Every line of the records must be repeated exactly; pictures stay out.
--- Begin ---
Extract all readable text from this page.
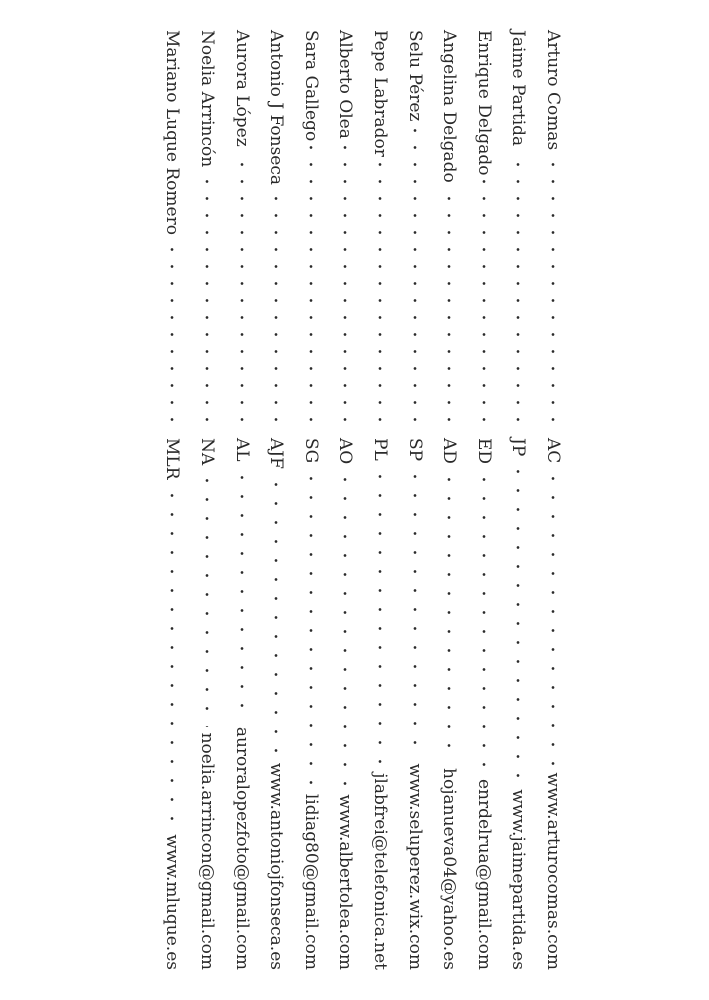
Arturo Comas
AC
www.arturocomas.com
Jaime Partida
JP
www.jaimepartida.es
Enrique Delgado
ED
enrdelrua@gmail.com
Angelina Delgado
AD
hojanueva04@yahoo.es
Selu Pérez
SP
www.seluperez.wix.com
Pepe Labrador
PL
jlabfrei@telefonica.net
Alberto Olea
AO
www.albertolea.com
Sara Gallego
SG
lidiag80@gmail.com
Antonio J Fonseca
AJF
www.antoniojfonseca.es
Aurora López
AL
auroralopezfoto@gmail.com
Noelia Arrincón
NA
noelia.arrincon@gmail.com
Mariano Luque Romero
MLR
www.mluque.es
--- End ---
◆ **Correct response**:
Extract all readable text from this page.
Arturo Comas
AC
www.arturocomas.com
Jaime Partida
JP
www.jaimepartida.es
Enrique Delgado
ED
enrdelrua@gmail.com
Angelina Delgado
AD
hojanueva04@yahoo.es
Selu Pérez
SP
www.seluperez.wix.com
Pepe Labrador
PL
jlabfrei@telefonica.net
Alberto Olea
AO
www.albertolea.com
Sara Gallego
SG
lidiag80@gmail.com
Antonio J Fonseca
AJF
www.antoniojfonseca.es
Aurora López
AL
auroralopezfoto@gmail.com
Noelia Arrincón
NA
noelia.arrincon@gmail.com
Mariano Luque Romero
MLR
www.mluque.es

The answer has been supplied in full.